WHAT TO WORK ON: Print out every record exactly as it appears.

Extracted records
----

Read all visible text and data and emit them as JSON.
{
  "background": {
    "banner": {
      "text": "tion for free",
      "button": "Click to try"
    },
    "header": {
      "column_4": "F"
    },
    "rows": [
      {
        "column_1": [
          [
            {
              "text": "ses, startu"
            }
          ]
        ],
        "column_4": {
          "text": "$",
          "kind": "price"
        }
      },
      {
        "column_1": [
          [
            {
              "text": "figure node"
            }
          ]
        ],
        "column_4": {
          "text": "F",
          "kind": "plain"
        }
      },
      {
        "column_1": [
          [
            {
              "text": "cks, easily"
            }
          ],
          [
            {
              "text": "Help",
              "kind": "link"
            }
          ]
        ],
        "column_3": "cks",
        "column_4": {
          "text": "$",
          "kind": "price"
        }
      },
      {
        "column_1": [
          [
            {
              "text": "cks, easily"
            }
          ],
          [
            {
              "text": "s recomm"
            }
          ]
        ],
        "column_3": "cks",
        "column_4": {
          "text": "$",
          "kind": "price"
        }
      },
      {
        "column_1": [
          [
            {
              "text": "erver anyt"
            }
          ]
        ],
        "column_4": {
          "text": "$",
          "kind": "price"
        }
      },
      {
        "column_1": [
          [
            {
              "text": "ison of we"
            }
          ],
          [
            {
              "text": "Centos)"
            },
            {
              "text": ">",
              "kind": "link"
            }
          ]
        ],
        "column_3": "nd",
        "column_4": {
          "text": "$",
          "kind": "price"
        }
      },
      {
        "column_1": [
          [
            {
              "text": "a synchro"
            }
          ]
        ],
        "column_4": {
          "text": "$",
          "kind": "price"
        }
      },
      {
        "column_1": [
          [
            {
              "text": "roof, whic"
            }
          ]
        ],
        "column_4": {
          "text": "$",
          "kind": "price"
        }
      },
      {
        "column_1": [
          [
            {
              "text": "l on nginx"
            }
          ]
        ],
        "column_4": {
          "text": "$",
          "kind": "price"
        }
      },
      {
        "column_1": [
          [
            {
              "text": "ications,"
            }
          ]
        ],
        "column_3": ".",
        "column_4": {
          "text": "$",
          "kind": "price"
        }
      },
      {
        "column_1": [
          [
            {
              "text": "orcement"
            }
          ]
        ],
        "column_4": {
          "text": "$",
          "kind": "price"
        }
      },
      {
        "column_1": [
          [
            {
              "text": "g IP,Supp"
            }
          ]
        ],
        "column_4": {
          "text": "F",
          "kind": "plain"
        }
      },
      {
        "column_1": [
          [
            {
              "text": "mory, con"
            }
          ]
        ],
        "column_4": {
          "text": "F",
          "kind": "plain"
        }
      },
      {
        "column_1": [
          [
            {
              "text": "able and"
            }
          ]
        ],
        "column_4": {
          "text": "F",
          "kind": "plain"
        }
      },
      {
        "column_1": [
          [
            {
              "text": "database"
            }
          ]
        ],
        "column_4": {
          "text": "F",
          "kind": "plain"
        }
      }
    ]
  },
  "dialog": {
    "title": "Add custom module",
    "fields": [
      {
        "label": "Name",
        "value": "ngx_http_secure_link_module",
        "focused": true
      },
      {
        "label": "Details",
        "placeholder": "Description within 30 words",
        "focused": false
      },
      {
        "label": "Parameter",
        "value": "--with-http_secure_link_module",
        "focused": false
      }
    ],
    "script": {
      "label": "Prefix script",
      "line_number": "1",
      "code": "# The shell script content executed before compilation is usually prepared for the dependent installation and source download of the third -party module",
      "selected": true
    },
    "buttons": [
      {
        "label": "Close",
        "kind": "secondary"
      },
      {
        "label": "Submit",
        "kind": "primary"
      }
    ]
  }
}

----

TASK OUTPUT:
Read all visible text and data and emit them as JSON.
{
  "background": {
    "banner": {
      "text": "tion for free",
      "button": "Click to try"
    },
    "header": {
      "column_4": "F"
    },
    "rows": [
      {
        "column_1": [
          [
            {
              "text": "ses, startu"
            }
          ]
        ],
        "column_4": {
          "text": "$",
          "kind": "price"
        }
      },
      {
        "column_1": [
          [
            {
              "text": "figure node"
            }
          ]
        ],
        "column_4": {
          "text": "F",
          "kind": "plain"
        }
      },
      {
        "column_1": [
          [
            {
              "text": "cks, easily"
            }
          ],
          [
            {
              "text": "Help",
              "kind": "link"
            }
          ]
        ],
        "column_3": "cks",
        "column_4": {
          "text": "$",
          "kind": "price"
        }
      },
      {
        "column_1": [
          [
            {
              "text": "cks, easily"
            }
          ],
          [
            {
              "text": "s recomm"
            }
          ]
        ],
        "column_3": "cks",
        "column_4": {
          "text": "$",
          "kind": "price"
        }
      },
      {
        "column_1": [
          [
            {
              "text": "erver anyt"
            }
          ]
        ],
        "column_4": {
          "text": "$",
          "kind": "price"
        }
      },
      {
        "column_1": [
          [
            {
              "text": "ison of we"
            }
          ],
          [
            {
              "text": "Centos)"
            },
            {
              "text": ">",
              "kind": "link"
            }
          ]
        ],
        "column_3": "nd",
        "column_4": {
          "text": "$",
          "kind": "price"
        }
      },
      {
        "column_1": [
          [
            {
              "text": "a synchro"
            }
          ]
        ],
        "column_4": {
          "text": "$",
          "kind": "price"
        }
      },
      {
        "column_1": [
          [
            {
              "text": "roof, whic"
            }
          ]
        ],
        "column_4": {
          "text": "$",
          "kind": "price"
        }
      },
      {
        "column_1": [
          [
            {
              "text": "l on nginx"
            }
          ]
        ],
        "column_4": {
          "text": "$",
          "kind": "price"
        }
      },
      {
        "column_1": [
          [
            {
              "text": "ications,"
            }
          ]
        ],
        "column_3": ".",
        "column_4": {
          "text": "$",
          "kind": "price"
        }
      },
      {
        "column_1": [
          [
            {
              "text": "orcement"
            }
          ]
        ],
        "column_4": {
          "text": "$",
          "kind": "price"
        }
      },
      {
        "column_1": [
          [
            {
              "text": "g IP,Supp"
            }
          ]
        ],
        "column_4": {
          "text": "F",
          "kind": "plain"
        }
      },
      {
        "column_1": [
          [
            {
              "text": "mory, con"
            }
          ]
        ],
        "column_4": {
          "text": "F",
          "kind": "plain"
        }
      },
      {
        "column_1": [
          [
            {
              "text": "able and"
            }
          ]
        ],
        "column_4": {
          "text": "F",
          "kind": "plain"
        }
      },
      {
        "column_1": [
          [
            {
              "text": "database"
            }
          ]
        ],
        "column_4": {
          "text": "F",
          "kind": "plain"
        }
      }
    ]
  },
  "dialog": {
    "title": "Add custom module",
    "fields": [
      {
        "label": "Name",
        "value": "ngx_http_secure_link_module",
        "focused": true
      },
      {
        "label": "Details",
        "placeholder": "Description within 30 words",
        "focused": false
      },
      {
        "label": "Parameter",
        "value": "--with-http_secure_link_module",
        "focused": false
      }
    ],
    "script": {
      "label": "Prefix script",
      "line_number": "1",
      "code": "# The shell script content executed before compilation is usually prepared for the dependent installation and source download of the third -party module",
      "selected": true
    },
    "buttons": [
      {
        "label": "Close",
        "kind": "secondary"
      },
      {
        "label": "Submit",
        "kind": "primary"
      }
    ]
  }
}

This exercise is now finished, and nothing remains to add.